▶ JOB
Make an exact copy of the entries below with the pictures removed.

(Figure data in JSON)

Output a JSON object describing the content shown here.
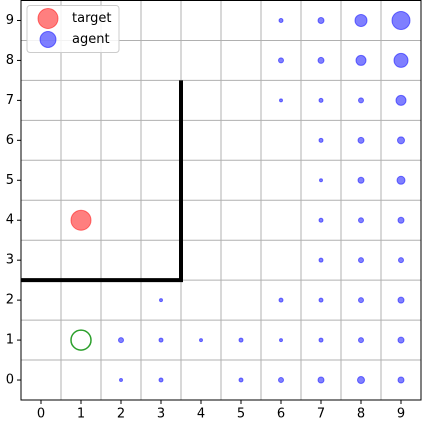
{
  "chart_data": {
    "type": "scatter",
    "xlim": [
      -0.5,
      9.5
    ],
    "ylim": [
      -0.5,
      9.5
    ],
    "xticks": [
      0,
      1,
      2,
      3,
      4,
      5,
      6,
      7,
      8,
      9
    ],
    "yticks": [
      0,
      1,
      2,
      3,
      4,
      5,
      6,
      7,
      8,
      9
    ],
    "xminorticks": [
      -0.5,
      0.5,
      1.5,
      2.5,
      3.5,
      4.5,
      5.5,
      6.5,
      7.5,
      8.5,
      9.5
    ],
    "yminorticks": [
      -0.5,
      0.5,
      1.5,
      2.5,
      3.5,
      4.5,
      5.5,
      6.5,
      7.5,
      8.5,
      9.5
    ],
    "grid": true,
    "legend": "upper left",
    "series": [
      {
        "name": "target",
        "color": "#ff0000",
        "alpha": 0.5,
        "x": [
          1
        ],
        "y": [
          4
        ],
        "sizes": [
          10
        ]
      },
      {
        "name": "agent",
        "color": "#0000ff",
        "alpha": 0.5,
        "x": [
          6,
          7,
          8,
          9,
          6,
          7,
          8,
          9,
          6,
          7,
          8,
          9,
          7,
          8,
          9,
          7,
          8,
          9,
          7,
          8,
          9,
          7,
          8,
          9,
          3,
          6,
          7,
          8,
          9,
          2,
          3,
          4,
          5,
          6,
          7,
          8,
          9,
          2,
          3,
          5,
          6,
          7,
          8,
          9
        ],
        "y": [
          9,
          9,
          9,
          9,
          8,
          8,
          8,
          8,
          7,
          7,
          7,
          7,
          6,
          6,
          6,
          5,
          5,
          5,
          4,
          4,
          4,
          3,
          3,
          3,
          2,
          2,
          2,
          2,
          2,
          1,
          1,
          1,
          1,
          1,
          1,
          1,
          1,
          0,
          0,
          0,
          0,
          0,
          0,
          0
        ],
        "sizes": [
          2,
          3,
          6,
          9,
          2.5,
          3,
          5,
          7,
          1.5,
          2,
          2.5,
          5,
          2,
          3,
          3.5,
          1.5,
          3,
          4,
          2,
          2.5,
          3,
          2,
          2.5,
          2.5,
          1.5,
          2,
          2,
          2.5,
          3,
          2.5,
          2,
          1.5,
          2,
          1.5,
          2,
          2.5,
          3,
          1.5,
          2,
          2,
          2.5,
          3,
          3.5,
          3
        ]
      }
    ],
    "start": {
      "x": 1,
      "y": 1,
      "size": 10,
      "color": "#2ca02c"
    },
    "walls": [
      {
        "x": [
          -0.5,
          3.5,
          3.5
        ],
        "y": [
          2.5,
          2.5,
          7.5
        ],
        "color": "#000000"
      }
    ]
  }
}
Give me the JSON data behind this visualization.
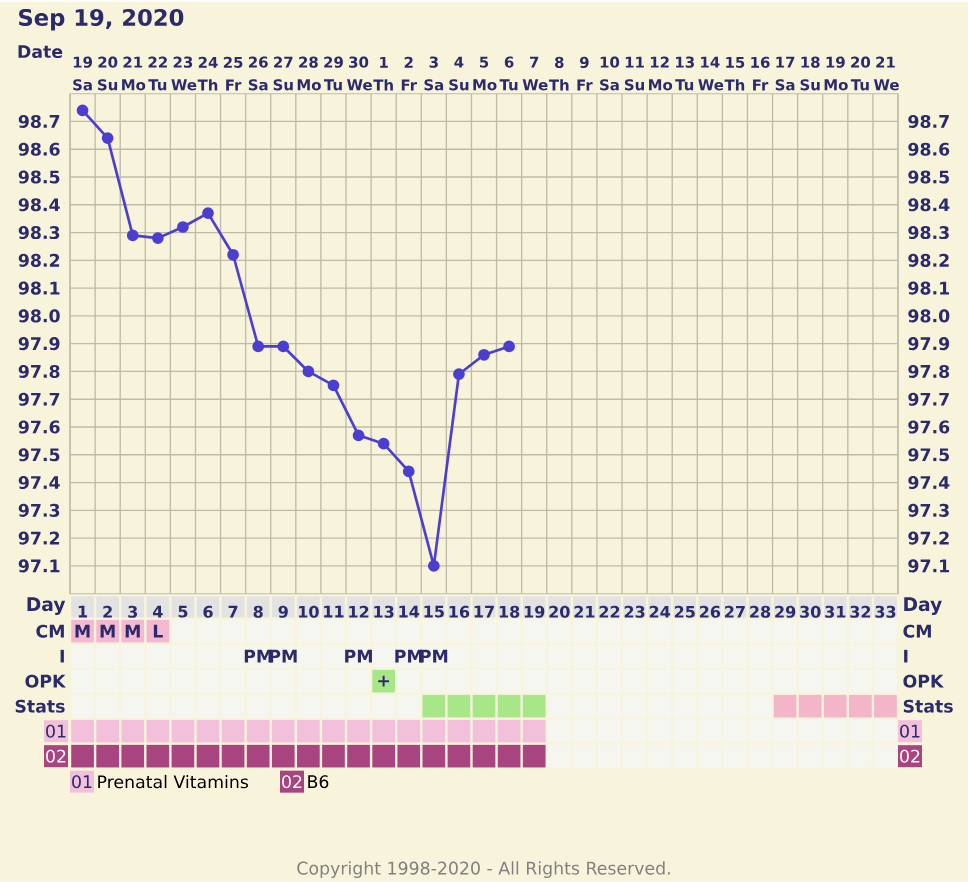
{
  "chart_data": {
    "type": "line",
    "title": "Sep 19, 2020",
    "categories": [
      "19 Sa",
      "20 Su",
      "21 Mo",
      "22 Tu",
      "23 We",
      "24 Th",
      "25 Fr",
      "26 Sa",
      "27 Su",
      "28 Mo",
      "29 Tu",
      "30 We",
      "1 Th",
      "2 Fr",
      "3 Sa",
      "4 Su",
      "5 Mo",
      "6 Tu",
      "7 We",
      "8 Th",
      "9 Fr",
      "10 Sa",
      "11 Su",
      "12 Mo",
      "13 Tu",
      "14 We",
      "15 Th",
      "16 Fr",
      "17 Sa",
      "18 Su",
      "19 Mo",
      "20 Tu",
      "21 We"
    ],
    "series": [
      {
        "color": "#4a3fd0",
        "values": [
          98.74,
          98.64,
          98.29,
          98.28,
          98.32,
          98.37,
          98.22,
          97.89,
          97.89,
          97.8,
          97.75,
          97.57,
          97.54,
          97.44,
          97.1,
          97.79,
          97.86,
          97.89,
          null,
          null,
          null,
          null,
          null,
          null,
          null,
          null,
          null,
          null,
          null,
          null,
          null,
          null,
          null
        ]
      }
    ],
    "ylim": [
      97.0,
      98.8
    ],
    "yticks": [
      97.1,
      97.2,
      97.3,
      97.4,
      97.5,
      97.6,
      97.7,
      97.8,
      97.9,
      {
        "value": 98,
        "label": "98.0"
      },
      98.1,
      98.2,
      98.3,
      98.4,
      98.5,
      98.6,
      98.7
    ],
    "y2lim": [
      97.0,
      98.8
    ],
    "y2ticks": [
      97.1,
      97.2,
      97.3,
      97.4,
      97.5,
      97.6,
      97.7,
      97.8,
      97.9,
      {
        "value": 98,
        "label": "98.0"
      },
      98.1,
      98.2,
      98.3,
      98.4,
      98.5,
      98.6,
      98.7
    ],
    "x2lim": [
      0.5,
      33.5
    ],
    "x2ticks": [
      1,
      2,
      3,
      4,
      5,
      6,
      7,
      8,
      9,
      10,
      11,
      12,
      13,
      14,
      15,
      16,
      17,
      18,
      19,
      20,
      21,
      22,
      23,
      24,
      25,
      26,
      27,
      28,
      29,
      30,
      31,
      32,
      33
    ],
    "grid": true,
    "marker": "circle",
    "annotations": [
      "Date",
      "Day",
      "Day",
      "CM",
      "CM",
      "I",
      "I",
      "OPK",
      "OPK",
      "Stats",
      "Stats",
      "01",
      "01",
      "02",
      "02",
      "M",
      "M",
      "M",
      "L",
      "PM",
      "PM",
      "PM",
      "PM",
      "PM",
      "+",
      "01",
      "Prenatal Vitamins",
      "02",
      "B6",
      "Copyright 1998-2020 - All Rights Reserved."
    ]
  }
}
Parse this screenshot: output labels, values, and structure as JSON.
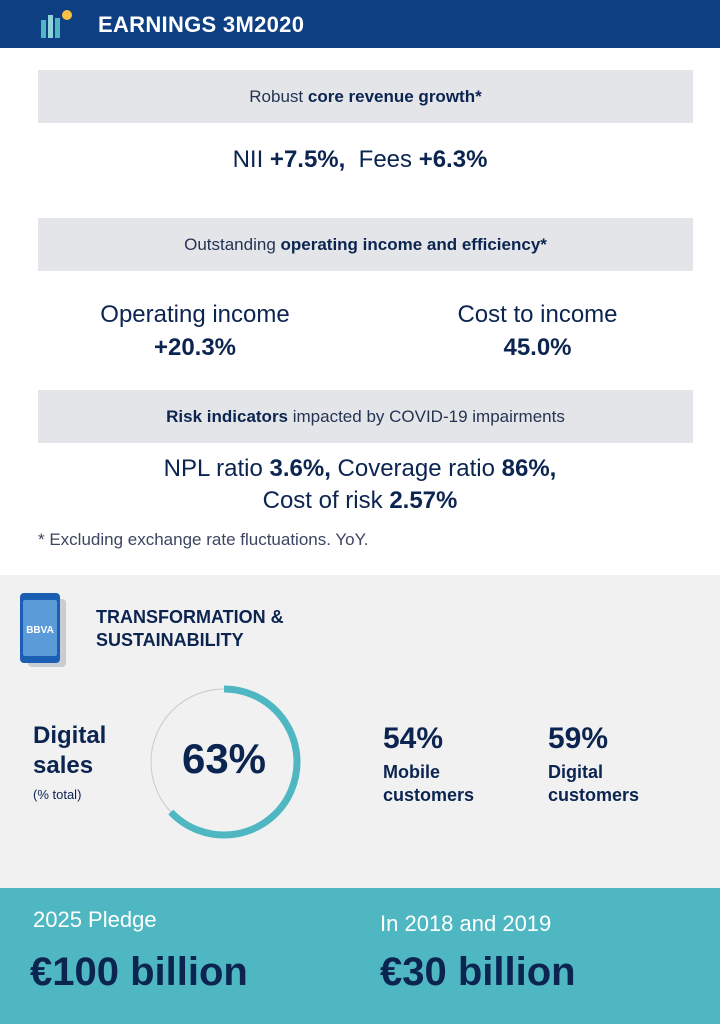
{
  "header": {
    "title": "EARNINGS 3M2020",
    "colors": {
      "bar": "#0e3f82",
      "logo_bars": "#4fb7c1",
      "logo_dot": "#f6c343"
    }
  },
  "revenue": {
    "band_prefix": "Robust ",
    "band_bold": "core revenue growth*",
    "nii_label": "NII ",
    "nii_value": "+7.5%,",
    "fees_label": "Fees ",
    "fees_value": "+6.3%"
  },
  "operating": {
    "band_prefix": "Outstanding ",
    "band_bold": "operating income and efficiency*",
    "op_income_label": "Operating income",
    "op_income_value": "+20.3%",
    "cti_label": "Cost to income",
    "cti_value": "45.0%"
  },
  "risk": {
    "band_bold": "Risk indicators",
    "band_suffix": " impacted by COVID-19 impairments",
    "npl_label": "NPL ratio ",
    "npl_value": "3.6%,",
    "coverage_label": " Coverage ratio ",
    "coverage_value": "86%,",
    "cor_label": "Cost of risk ",
    "cor_value": "2.57%"
  },
  "footnote": "* Excluding exchange rate fluctuations. YoY.",
  "transformation": {
    "phone_brand": "BBVA",
    "title_line1": "TRANSFORMATION &",
    "title_line2": "SUSTAINABILITY",
    "digital_sales_line1": "Digital",
    "digital_sales_line2": "sales",
    "digital_sales_sub": "(% total)",
    "digital_sales_value": "63%",
    "digital_sales_fraction": 0.63,
    "mobile_value": "54%",
    "mobile_label_line1": "Mobile",
    "mobile_label_line2": "customers",
    "digital_value": "59%",
    "digital_label_line1": "Digital",
    "digital_label_line2": "customers",
    "accent": "#4fb7c1"
  },
  "pledge": {
    "left_caption": "2025 Pledge",
    "left_value": "€100 billion",
    "right_caption": "In 2018 and 2019",
    "right_value": "€30 billion"
  }
}
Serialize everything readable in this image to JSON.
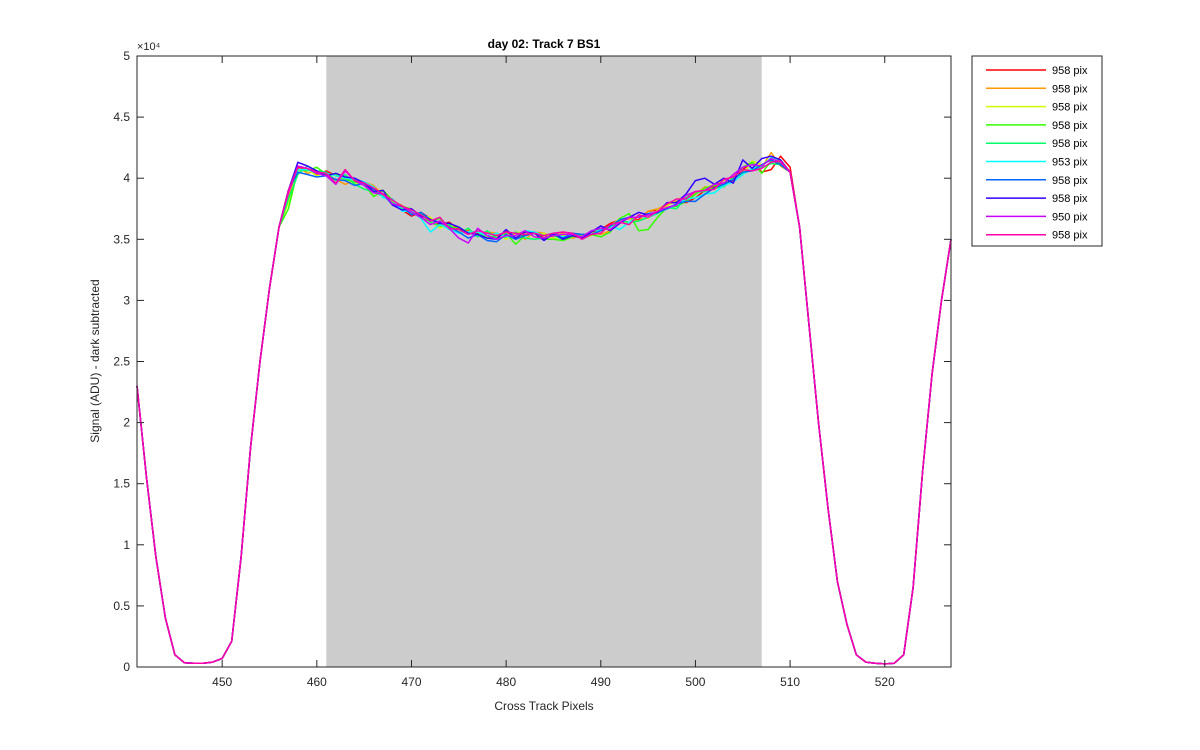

▶ THE RESULT
Output a JSON object describing the content shown here.
{
  "chart_data": {
    "type": "scatter",
    "xlim": [
      -0.5,
      9.5
    ],
    "ylim": [
      -0.5,
      9.5
    ],
    "xticks": [
      0,
      1,
      2,
      3,
      4,
      5,
      6,
      7,
      8,
      9
    ],
    "yticks": [
      0,
      1,
      2,
      3,
      4,
      5,
      6,
      7,
      8,
      9
    ],
    "xminorticks": [
      -0.5,
      0.5,
      1.5,
      2.5,
      3.5,
      4.5,
      5.5,
      6.5,
      7.5,
      8.5,
      9.5
    ],
    "yminorticks": [
      -0.5,
      0.5,
      1.5,
      2.5,
      3.5,
      4.5,
      5.5,
      6.5,
      7.5,
      8.5,
      9.5
    ],
    "grid": true,
    "legend": "upper left",
    "series": [
      {
        "name": "target",
        "color": "#ff0000",
        "alpha": 0.5,
        "x": [
          1
        ],
        "y": [
          4
        ],
        "sizes": [
          10
        ]
      },
      {
        "name": "agent",
        "color": "#0000ff",
        "alpha": 0.5,
        "x": [
          6,
          7,
          8,
          9,
          6,
          7,
          8,
          9,
          6,
          7,
          8,
          9,
          7,
          8,
          9,
          7,
          8,
          9,
          7,
          8,
          9,
          7,
          8,
          9,
          3,
          6,
          7,
          8,
          9,
          2,
          3,
          4,
          5,
          6,
          7,
          8,
          9,
          2,
          3,
          5,
          6,
          7,
          8,
          9
        ],
        "y": [
          9,
          9,
          9,
          9,
          8,
          8,
          8,
          8,
          7,
          7,
          7,
          7,
          6,
          6,
          6,
          5,
          5,
          5,
          4,
          4,
          4,
          3,
          3,
          3,
          2,
          2,
          2,
          2,
          2,
          1,
          1,
          1,
          1,
          1,
          1,
          1,
          1,
          0,
          0,
          0,
          0,
          0,
          0,
          0
        ],
        "sizes": [
          2,
          3,
          6,
          9,
          2.5,
          3,
          5,
          7,
          1.5,
          2,
          2.5,
          5,
          2,
          3,
          3.5,
          1.5,
          3,
          4,
          2,
          2.5,
          3,
          2,
          2.5,
          2.5,
          1.5,
          2,
          2,
          2.5,
          3,
          2.5,
          2,
          1.5,
          2,
          1.5,
          2,
          2.5,
          3,
          1.5,
          2,
          2,
          2.5,
          3,
          3.5,
          3
        ]
      }
    ],
    "start": {
      "x": 1,
      "y": 1,
      "size": 10,
      "color": "#2ca02c"
    },
    "walls": [
      {
        "x": [
          -0.5,
          3.5,
          3.5
        ],
        "y": [
          2.5,
          2.5,
          7.5
        ],
        "color": "#000000"
      }
    ]
  }
}
Give me the JSON data behind this visualization.
{
  "chart_data": {
    "type": "line",
    "title": "Sep 19, 2020",
    "categories": [
      "19 Sa",
      "20 Su",
      "21 Mo",
      "22 Tu",
      "23 We",
      "24 Th",
      "25 Fr",
      "26 Sa",
      "27 Su",
      "28 Mo",
      "29 Tu",
      "30 We",
      "1 Th",
      "2 Fr",
      "3 Sa",
      "4 Su",
      "5 Mo",
      "6 Tu",
      "7 We",
      "8 Th",
      "9 Fr",
      "10 Sa",
      "11 Su",
      "12 Mo",
      "13 Tu",
      "14 We",
      "15 Th",
      "16 Fr",
      "17 Sa",
      "18 Su",
      "19 Mo",
      "20 Tu",
      "21 We"
    ],
    "series": [
      {
        "color": "#4a3fd0",
        "values": [
          98.74,
          98.64,
          98.29,
          98.28,
          98.32,
          98.37,
          98.22,
          97.89,
          97.89,
          97.8,
          97.75,
          97.57,
          97.54,
          97.44,
          97.1,
          97.79,
          97.86,
          97.89,
          null,
          null,
          null,
          null,
          null,
          null,
          null,
          null,
          null,
          null,
          null,
          null,
          null,
          null,
          null
        ]
      }
    ],
    "ylim": [
      97.0,
      98.8
    ],
    "yticks": [
      97.1,
      97.2,
      97.3,
      97.4,
      97.5,
      97.6,
      97.7,
      97.8,
      97.9,
      {
        "value": 98,
        "label": "98.0"
      },
      98.1,
      98.2,
      98.3,
      98.4,
      98.5,
      98.6,
      98.7
    ],
    "y2lim": [
      97.0,
      98.8
    ],
    "y2ticks": [
      97.1,
      97.2,
      97.3,
      97.4,
      97.5,
      97.6,
      97.7,
      97.8,
      97.9,
      {
        "value": 98,
        "label": "98.0"
      },
      98.1,
      98.2,
      98.3,
      98.4,
      98.5,
      98.6,
      98.7
    ],
    "x2lim": [
      0.5,
      33.5
    ],
    "x2ticks": [
      1,
      2,
      3,
      4,
      5,
      6,
      7,
      8,
      9,
      10,
      11,
      12,
      13,
      14,
      15,
      16,
      17,
      18,
      19,
      20,
      21,
      22,
      23,
      24,
      25,
      26,
      27,
      28,
      29,
      30,
      31,
      32,
      33
    ],
    "grid": true,
    "marker": "circle",
    "annotations": [
      "Date",
      "Day",
      "Day",
      "CM",
      "CM",
      "I",
      "I",
      "OPK",
      "OPK",
      "Stats",
      "Stats",
      "01",
      "01",
      "02",
      "02",
      "M",
      "M",
      "M",
      "L",
      "PM",
      "PM",
      "PM",
      "PM",
      "PM",
      "+",
      "01",
      "Prenatal Vitamins",
      "02",
      "B6",
      "Copyright 1998-2020 - All Rights Reserved."
    ]
  }
}
Parse this screenshot: output labels, values, and structure as JSON.
{
  "header": {
    "title": "EARNINGS 3M2020",
    "colors": {
      "bar": "#0e3f82",
      "logo_bars": "#4fb7c1",
      "logo_dot": "#f6c343"
    }
  },
  "revenue": {
    "band_prefix": "Robust ",
    "band_bold": "core revenue growth*",
    "nii_label": "NII ",
    "nii_value": "+7.5%,",
    "fees_label": "Fees ",
    "fees_value": "+6.3%"
  },
  "operating": {
    "band_prefix": "Outstanding ",
    "band_bold": "operating income and efficiency*",
    "op_income_label": "Operating income",
    "op_income_value": "+20.3%",
    "cti_label": "Cost to income",
    "cti_value": "45.0%"
  },
  "risk": {
    "band_bold": "Risk indicators",
    "band_suffix": " impacted by COVID-19 impairments",
    "npl_label": "NPL ratio ",
    "npl_value": "3.6%,",
    "coverage_label": " Coverage ratio ",
    "coverage_value": "86%,",
    "cor_label": "Cost of risk ",
    "cor_value": "2.57%"
  },
  "footnote": "* Excluding exchange rate fluctuations. YoY.",
  "transformation": {
    "phone_brand": "BBVA",
    "title_line1": "TRANSFORMATION &",
    "title_line2": "SUSTAINABILITY",
    "digital_sales_line1": "Digital",
    "digital_sales_line2": "sales",
    "digital_sales_sub": "(% total)",
    "digital_sales_value": "63%",
    "digital_sales_fraction": 0.63,
    "mobile_value": "54%",
    "mobile_label_line1": "Mobile",
    "mobile_label_line2": "customers",
    "digital_value": "59%",
    "digital_label_line1": "Digital",
    "digital_label_line2": "customers",
    "accent": "#4fb7c1"
  },
  "pledge": {
    "left_caption": "2025 Pledge",
    "left_value": "€100 billion",
    "right_caption": "In 2018 and 2019",
    "right_value": "€30 billion"
  }
}
Serialize everything readable in this image to JSON.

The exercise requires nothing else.